• _TASK INSTRUCTIONS_:
Copy all lines below containing "Information".

## Begin TASK INPUTS

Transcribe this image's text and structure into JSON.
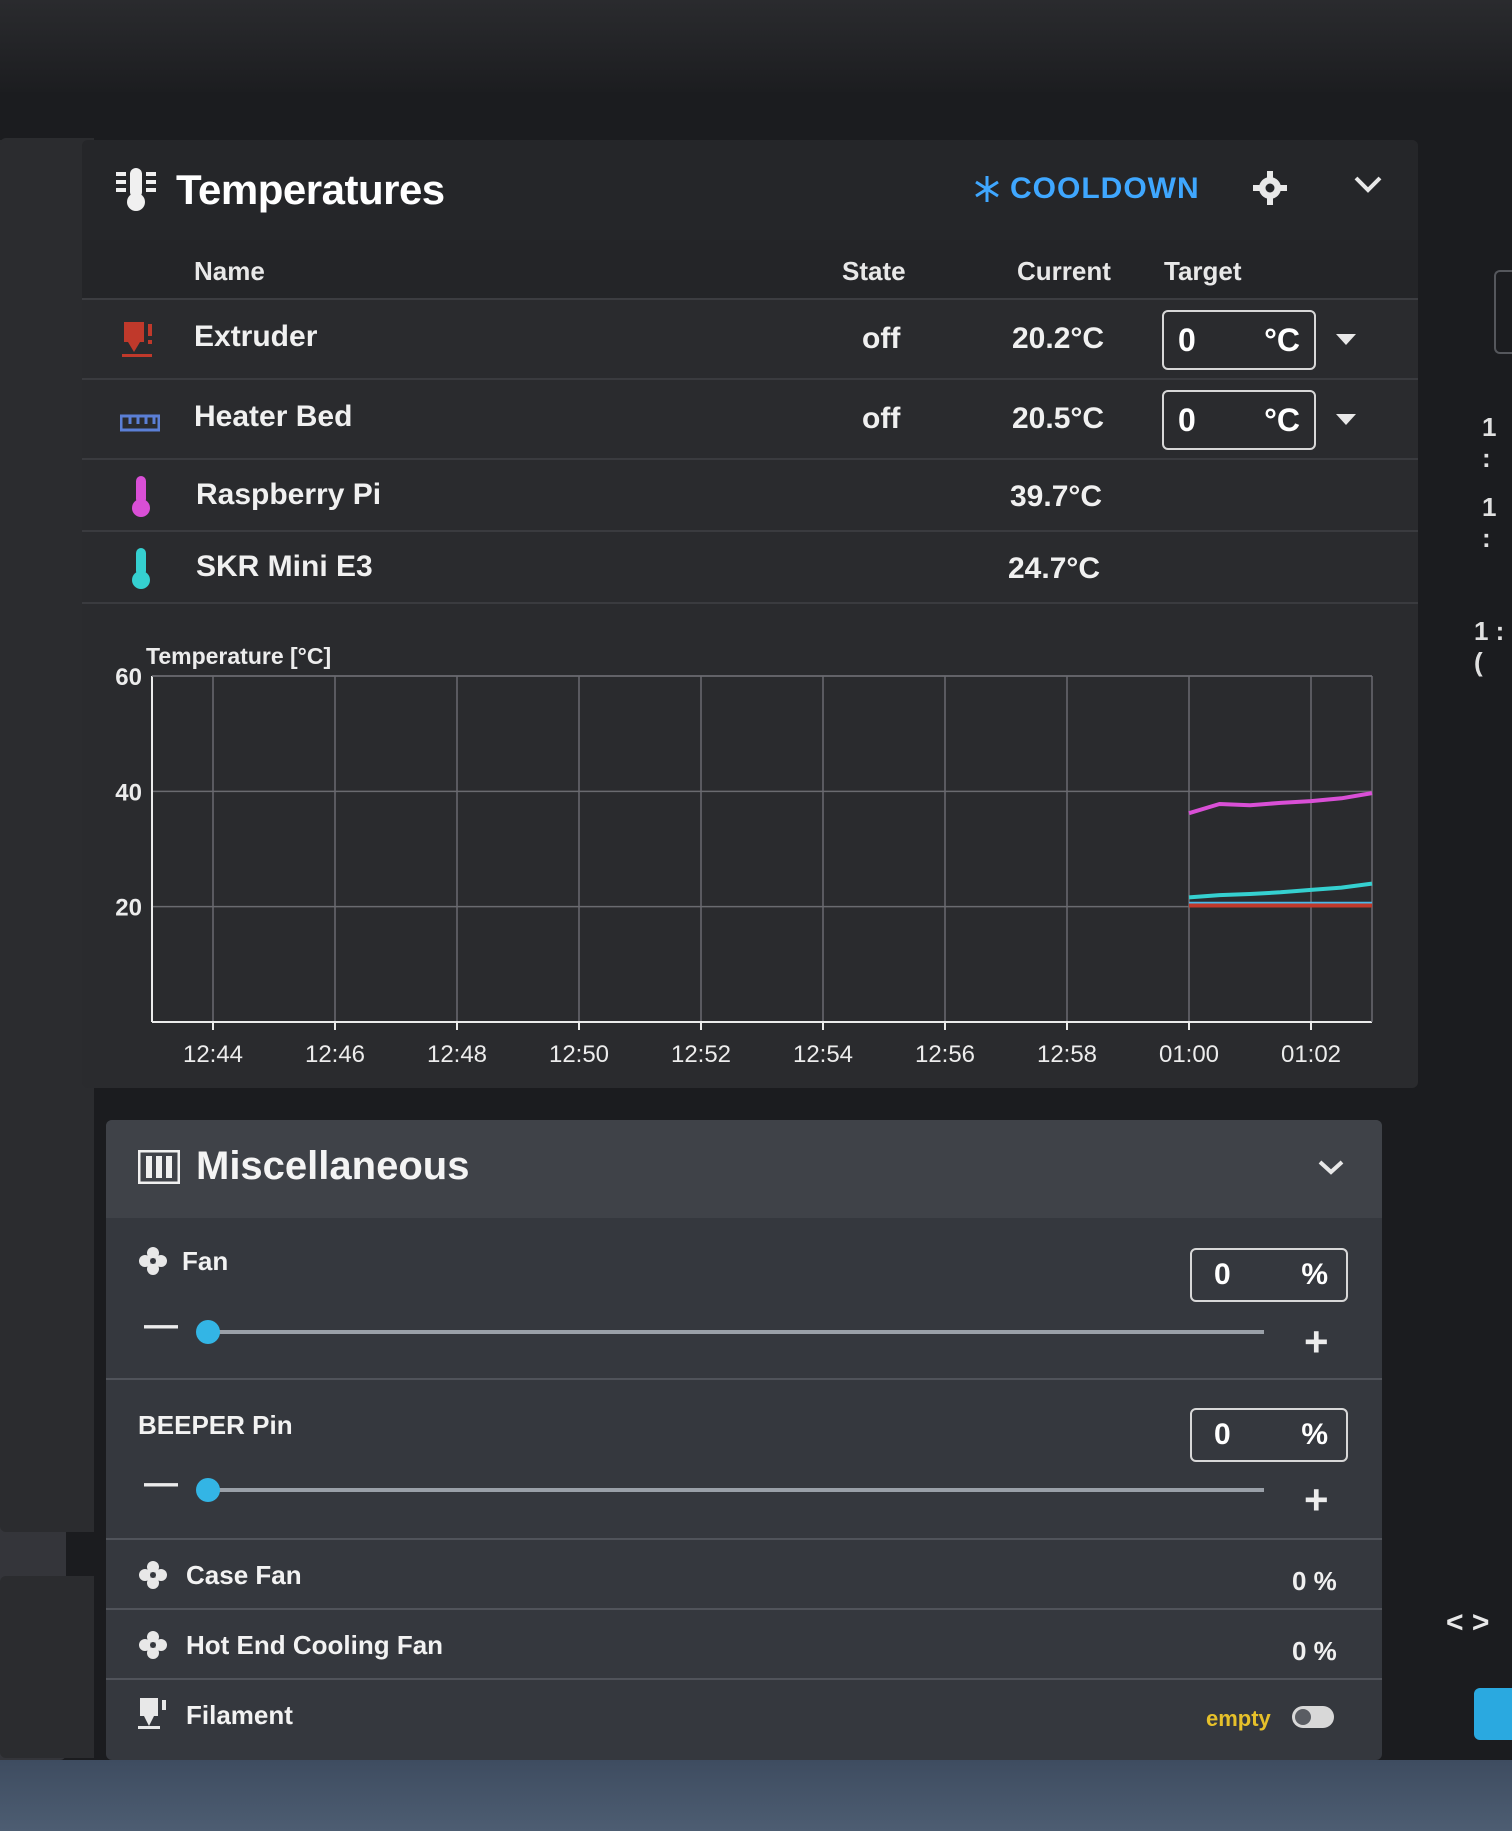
{
  "temperatures": {
    "title": "Temperatures",
    "cooldown_label": "COOLDOWN",
    "columns": {
      "name": "Name",
      "state": "State",
      "current": "Current",
      "target": "Target"
    },
    "rows": [
      {
        "name": "Extruder",
        "state": "off",
        "current": "20.2°C",
        "target_value": "0",
        "target_unit": "°C",
        "icon": "extruder-icon",
        "color": "#c0392b"
      },
      {
        "name": "Heater Bed",
        "state": "off",
        "current": "20.5°C",
        "target_value": "0",
        "target_unit": "°C",
        "icon": "heater-bed-icon",
        "color": "#5b7fd6"
      },
      {
        "name": "Raspberry Pi",
        "current": "39.7°C",
        "icon": "thermometer-icon",
        "color": "#d94fd6"
      },
      {
        "name": "SKR Mini E3",
        "current": "24.7°C",
        "icon": "thermometer-icon",
        "color": "#35d0d0"
      }
    ]
  },
  "chart_data": {
    "type": "line",
    "ylabel": "Temperature [°C]",
    "ylim": [
      0,
      60
    ],
    "yticks": [
      20,
      40,
      60
    ],
    "xticks": [
      "12:44",
      "12:46",
      "12:48",
      "12:50",
      "12:52",
      "12:54",
      "12:56",
      "12:58",
      "01:00",
      "01:02"
    ],
    "x_range": [
      "12:43",
      "01:03"
    ],
    "grid": true,
    "series": [
      {
        "color": "#d94fd6",
        "x": [
          "01:00",
          "01:00:30",
          "01:01",
          "01:01:30",
          "01:02",
          "01:02:30",
          "01:03"
        ],
        "y": [
          36.2,
          37.8,
          37.6,
          38.0,
          38.3,
          38.8,
          39.7
        ]
      },
      {
        "color": "#35d0d0",
        "x": [
          "01:00",
          "01:00:30",
          "01:01",
          "01:01:30",
          "01:02",
          "01:02:30",
          "01:03"
        ],
        "y": [
          21.6,
          22.0,
          22.2,
          22.5,
          22.9,
          23.3,
          24.0
        ]
      },
      {
        "color": "#4ab8e8",
        "x": [
          "01:00",
          "01:01",
          "01:02",
          "01:03"
        ],
        "y": [
          20.5,
          20.5,
          20.5,
          20.5
        ]
      },
      {
        "color": "#c0392b",
        "x": [
          "01:00",
          "01:01",
          "01:02",
          "01:03"
        ],
        "y": [
          20.2,
          20.2,
          20.2,
          20.2
        ]
      }
    ]
  },
  "misc": {
    "title": "Miscellaneous",
    "fan": {
      "label": "Fan",
      "value": "0",
      "unit": "%",
      "level": 0
    },
    "beeper": {
      "label": "BEEPER Pin",
      "value": "0",
      "unit": "%",
      "level": 0
    },
    "case_fan": {
      "label": "Case Fan",
      "value": "0 %"
    },
    "hotend_fan": {
      "label": "Hot End Cooling Fan",
      "value": "0 %"
    },
    "filament": {
      "label": "Filament",
      "status": "empty"
    }
  },
  "side": {
    "left_pct_1": "%",
    "left_pct_2": "%",
    "right_times": [
      "1 :",
      "1 :",
      "1 :("
    ]
  },
  "colors": {
    "accent": "#3fa7ff",
    "slider": "#33b5e5",
    "warning": "#e6c02a"
  }
}
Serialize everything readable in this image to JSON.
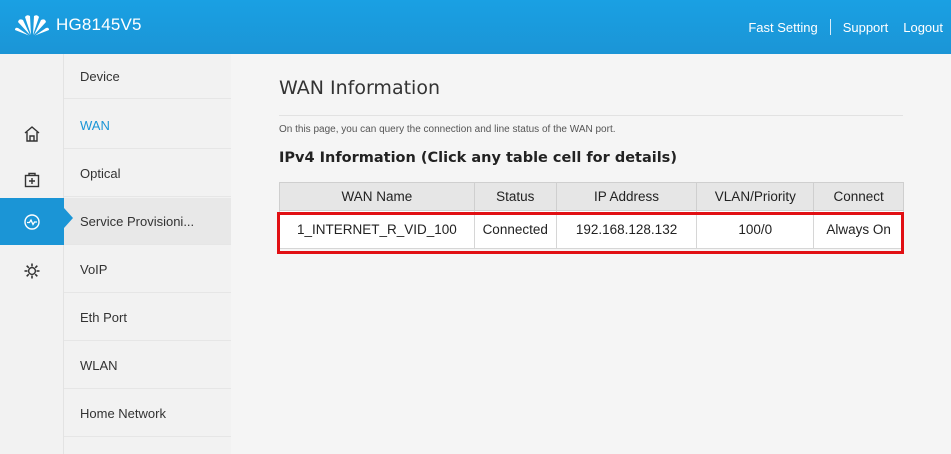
{
  "header": {
    "brand": "HG8145V5",
    "nav": {
      "fast_setting": "Fast Setting",
      "support": "Support",
      "logout": "Logout"
    },
    "colors": {
      "bar": "#1b95d6",
      "text": "#ffffff"
    }
  },
  "rail": {
    "icons": [
      "home-icon",
      "plus-box-icon",
      "service-provisioning-icon",
      "gear-icon"
    ],
    "active_icon": "service-provisioning-icon",
    "active_color": "#1b95d6"
  },
  "menu": {
    "items": [
      {
        "label": "Device"
      },
      {
        "label": "WAN",
        "current": true
      },
      {
        "label": "Optical"
      },
      {
        "label": "Service Provisioni..."
      },
      {
        "label": "VoIP"
      },
      {
        "label": "Eth Port"
      },
      {
        "label": "WLAN"
      },
      {
        "label": "Home Network"
      }
    ]
  },
  "page": {
    "title": "WAN Information",
    "description": "On this page, you can query the connection and line status of the WAN port.",
    "section_title": "IPv4 Information (Click any table cell for details)"
  },
  "table": {
    "headers": [
      "WAN Name",
      "Status",
      "IP Address",
      "VLAN/Priority",
      "Connect"
    ],
    "rows": [
      [
        "1_INTERNET_R_VID_100",
        "Connected",
        "192.168.128.132",
        "100/0",
        "Always On"
      ]
    ],
    "highlight_color": "#e10f13"
  }
}
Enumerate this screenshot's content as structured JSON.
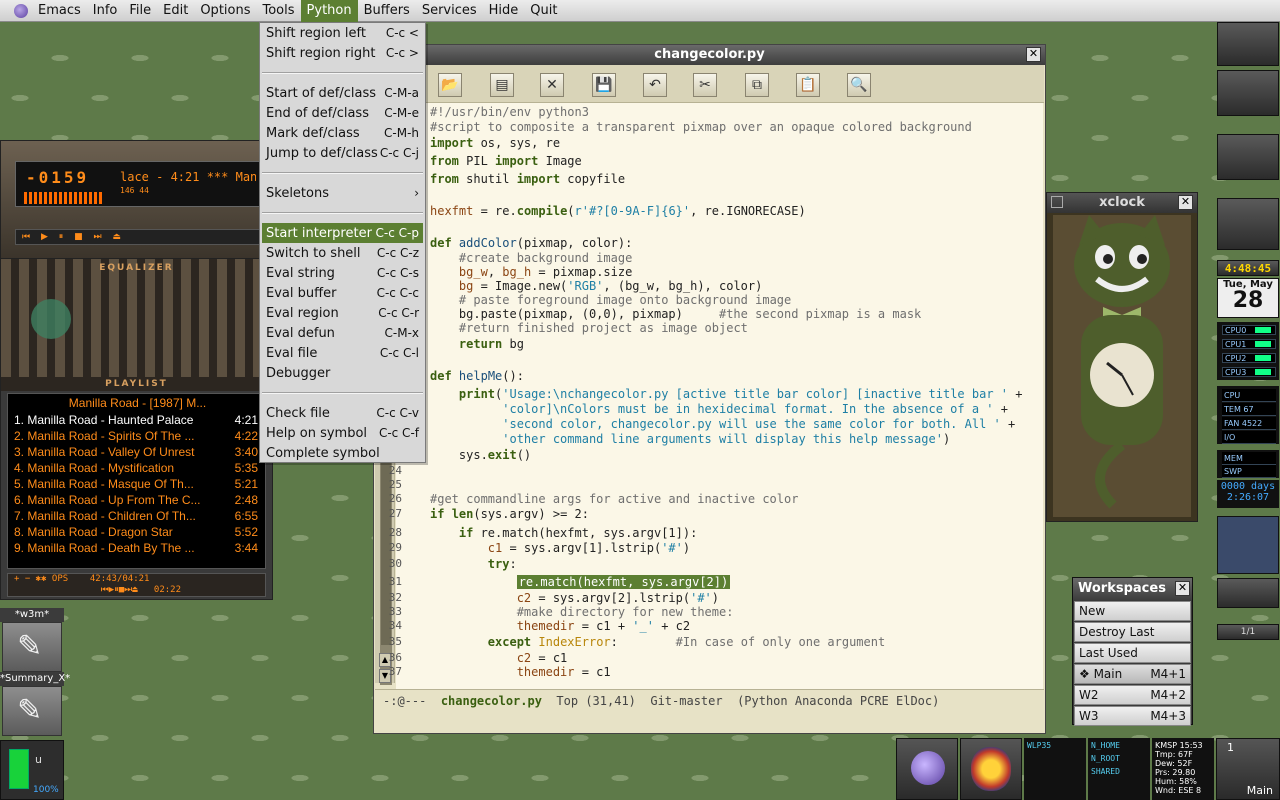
{
  "menubar": {
    "items": [
      "Emacs",
      "Info",
      "File",
      "Edit",
      "Options",
      "Tools",
      "Python",
      "Buffers",
      "Services",
      "Hide",
      "Quit"
    ]
  },
  "python_menu": {
    "rows": [
      {
        "label": "Shift region left",
        "key": "C-c <"
      },
      {
        "label": "Shift region right",
        "key": "C-c >"
      },
      {
        "sep": true
      },
      {
        "label": "Start of def/class",
        "key": "C-M-a"
      },
      {
        "label": "End of def/class",
        "key": "C-M-e"
      },
      {
        "label": "Mark def/class",
        "key": "C-M-h"
      },
      {
        "label": "Jump to def/class",
        "key": "C-c C-j"
      },
      {
        "sep": true
      },
      {
        "label": "Skeletons",
        "key": "›"
      },
      {
        "sep": true
      },
      {
        "label": "Start interpreter",
        "key": "C-c C-p",
        "highlight": true
      },
      {
        "label": "Switch to shell",
        "key": "C-c C-z"
      },
      {
        "label": "Eval string",
        "key": "C-c C-s"
      },
      {
        "label": "Eval buffer",
        "key": "C-c C-c"
      },
      {
        "label": "Eval region",
        "key": "C-c C-r"
      },
      {
        "label": "Eval defun",
        "key": "C-M-x"
      },
      {
        "label": "Eval file",
        "key": "C-c C-l"
      },
      {
        "label": "Debugger",
        "key": ""
      },
      {
        "sep": true
      },
      {
        "label": "Check file",
        "key": "C-c C-v"
      },
      {
        "label": "Help on symbol",
        "key": "C-c C-f"
      },
      {
        "label": "Complete symbol",
        "key": ""
      }
    ]
  },
  "emacs": {
    "title": "changecolor.py",
    "modeline": {
      "flags": "-:@---",
      "buffer": "changecolor.py",
      "position": "Top (31,41)",
      "vc": "Git-master",
      "modes": "(Python Anaconda PCRE ElDoc)"
    },
    "code": [
      {
        "n": "",
        "html": "<span class='cm'>#!/usr/bin/env python3</span>"
      },
      {
        "n": "",
        "html": "<span class='cm'>#script to composite a transparent pixmap over an opaque colored background</span>"
      },
      {
        "n": "",
        "html": "<span class='kw'>import</span> os, sys, re"
      },
      {
        "n": "",
        "html": "<span class='kw'>from</span> PIL <span class='kw'>import</span> Image"
      },
      {
        "n": "",
        "html": "<span class='kw'>from</span> shutil <span class='kw'>import</span> copyfile"
      },
      {
        "n": "",
        "html": ""
      },
      {
        "n": "",
        "html": "<span class='var'>hexfmt</span> = re.<span class='kw'>compile</span>(<span class='st'>r'#?[0-9A-F]{6}'</span>, re.IGNORECASE)"
      },
      {
        "n": "",
        "html": ""
      },
      {
        "n": "",
        "html": "<span class='kw'>def</span> <span class='fn'>addColor</span>(pixmap, color):"
      },
      {
        "n": "",
        "html": "    <span class='cm'>#create background image</span>"
      },
      {
        "n": "",
        "html": "    <span class='var'>bg_w</span>, <span class='var'>bg_h</span> = pixmap.size"
      },
      {
        "n": "",
        "html": "    <span class='var'>bg</span> = Image.new(<span class='st'>'RGB'</span>, (bg_w, bg_h), color)"
      },
      {
        "n": "",
        "html": "    <span class='cm'># paste foreground image onto background image</span>"
      },
      {
        "n": "",
        "html": "    bg.paste(pixmap, (0,0), pixmap)     <span class='cm'>#the second pixmap is a mask</span>"
      },
      {
        "n": "",
        "html": "    <span class='cm'>#return finished project as image object</span>"
      },
      {
        "n": "",
        "html": "    <span class='kw'>return</span> bg"
      },
      {
        "n": "",
        "html": ""
      },
      {
        "n": "",
        "html": "<span class='kw'>def</span> <span class='fn'>helpMe</span>():"
      },
      {
        "n": "",
        "html": "    <span class='kw'>print</span>(<span class='st'>'Usage:\\nchangecolor.py [active title bar color] [inactive title bar '</span> +"
      },
      {
        "n": "",
        "html": "          <span class='st'>'color]\\nColors must be in hexidecimal format. In the absence of a '</span> +"
      },
      {
        "n": "",
        "html": "          <span class='st'>'second color, changecolor.py will use the same color for both. All '</span> +"
      },
      {
        "n": "",
        "html": "          <span class='st'>'other command line arguments will display this help message'</span>)"
      },
      {
        "n": "",
        "html": "    sys.<span class='kw'>exit</span>()"
      },
      {
        "n": "24",
        "html": ""
      },
      {
        "n": "25",
        "html": ""
      },
      {
        "n": "26",
        "html": "<span class='cm'>#get commandline args for active and inactive color</span>"
      },
      {
        "n": "27",
        "html": "<span class='kw'>if</span> <span class='kw'>len</span>(sys.argv) &gt;= 2:"
      },
      {
        "n": "28",
        "html": "    <span class='kw'>if</span> re.match(hexfmt, sys.argv[1]):"
      },
      {
        "n": "29",
        "html": "        <span class='var'>c1</span> = sys.argv[1].lstrip(<span class='st'>'#'</span>)"
      },
      {
        "n": "30",
        "html": "        <span class='kw'>try</span>:"
      },
      {
        "n": "31",
        "html": "            <span class='hlline'>re.match(hexfmt, sys.argv[2])</span>"
      },
      {
        "n": "32",
        "html": "            <span class='var'>c2</span> = sys.argv[2].lstrip(<span class='st'>'#'</span>)"
      },
      {
        "n": "33",
        "html": "            <span class='cm'>#make directory for new theme:</span>"
      },
      {
        "n": "34",
        "html": "            <span class='var'>themedir</span> = c1 + <span class='st'>'_'</span> + c2"
      },
      {
        "n": "35",
        "html": "        <span class='kw'>except</span> <span class='cls'>IndexError</span>:        <span class='cm'>#In case of only one argument</span>"
      },
      {
        "n": "36",
        "html": "            <span class='var'>c2</span> = c1"
      },
      {
        "n": "37",
        "html": "            <span class='var'>themedir</span> = c1"
      }
    ]
  },
  "player": {
    "time": "-0159",
    "scroll": "lace - 4:21  *** Manilla Ro",
    "kbps": "146    44",
    "eq_label": "EQUALIZER",
    "playlist_label": "PLAYLIST",
    "playlist_title": "Manilla Road - [1987] M...",
    "tracks": [
      {
        "title": "1. Manilla Road - Haunted Palace",
        "time": "4:21",
        "current": true
      },
      {
        "title": "2. Manilla Road - Spirits Of The ...",
        "time": "4:22"
      },
      {
        "title": "3. Manilla Road - Valley Of Unrest",
        "time": "3:40"
      },
      {
        "title": "4. Manilla Road - Mystification",
        "time": "5:35"
      },
      {
        "title": "5. Manilla Road - Masque Of Th...",
        "time": "5:21"
      },
      {
        "title": "6. Manilla Road - Up From The C...",
        "time": "2:48"
      },
      {
        "title": "7. Manilla Road - Children Of Th...",
        "time": "6:55"
      },
      {
        "title": "8. Manilla Road - Dragon Star",
        "time": "5:52"
      },
      {
        "title": "9. Manilla Road - Death By The ...",
        "time": "3:44"
      }
    ],
    "footer_time": "42:43/04:21",
    "footer_pos": "02:22"
  },
  "left_icons": [
    {
      "label": "*w3m*"
    },
    {
      "label": "*Summary_X*"
    }
  ],
  "bottomleft": {
    "u": "u",
    "pct": "100%"
  },
  "xclock": {
    "title": "xclock"
  },
  "dock": {
    "clock": "4:48:45",
    "date_day": "Tue, May",
    "date_num": "28",
    "cpus": [
      "CPU0",
      "CPU1",
      "CPU2",
      "CPU3"
    ],
    "sys": [
      "CPU",
      "TEM  67",
      "FAN 4522",
      "I/O"
    ],
    "mem": [
      "MEM",
      "SWP"
    ],
    "uptime1": "0000 days",
    "uptime2": "2:26:07",
    "pager": "1/1"
  },
  "workspaces": {
    "title": "Workspaces",
    "rows": [
      {
        "label": "New",
        "key": ""
      },
      {
        "label": "Destroy Last",
        "key": ""
      },
      {
        "label": "Last Used",
        "key": ""
      },
      {
        "label": "❖ Main",
        "key": "M4+1",
        "current": true
      },
      {
        "label": "W2",
        "key": "M4+2"
      },
      {
        "label": "W3",
        "key": "M4+3"
      }
    ]
  },
  "bottom": {
    "wlan": "WLP35",
    "mon": [
      "N_HOME",
      "N_ROOT",
      "SHARED"
    ],
    "weather": [
      "KMSP  15:53",
      "Tmp: 67F",
      "Dew: 52F",
      "Prs: 29.80",
      "Hum: 58%",
      "Wnd: ESE 8"
    ],
    "pager_num": "1",
    "pager_name": "Main"
  }
}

## End TASK INPUTS

• _RESULT OF THE TASK_:
    "title": "WAN Information",
    "section_title": "IPv4 Information (Click any table cell for details)"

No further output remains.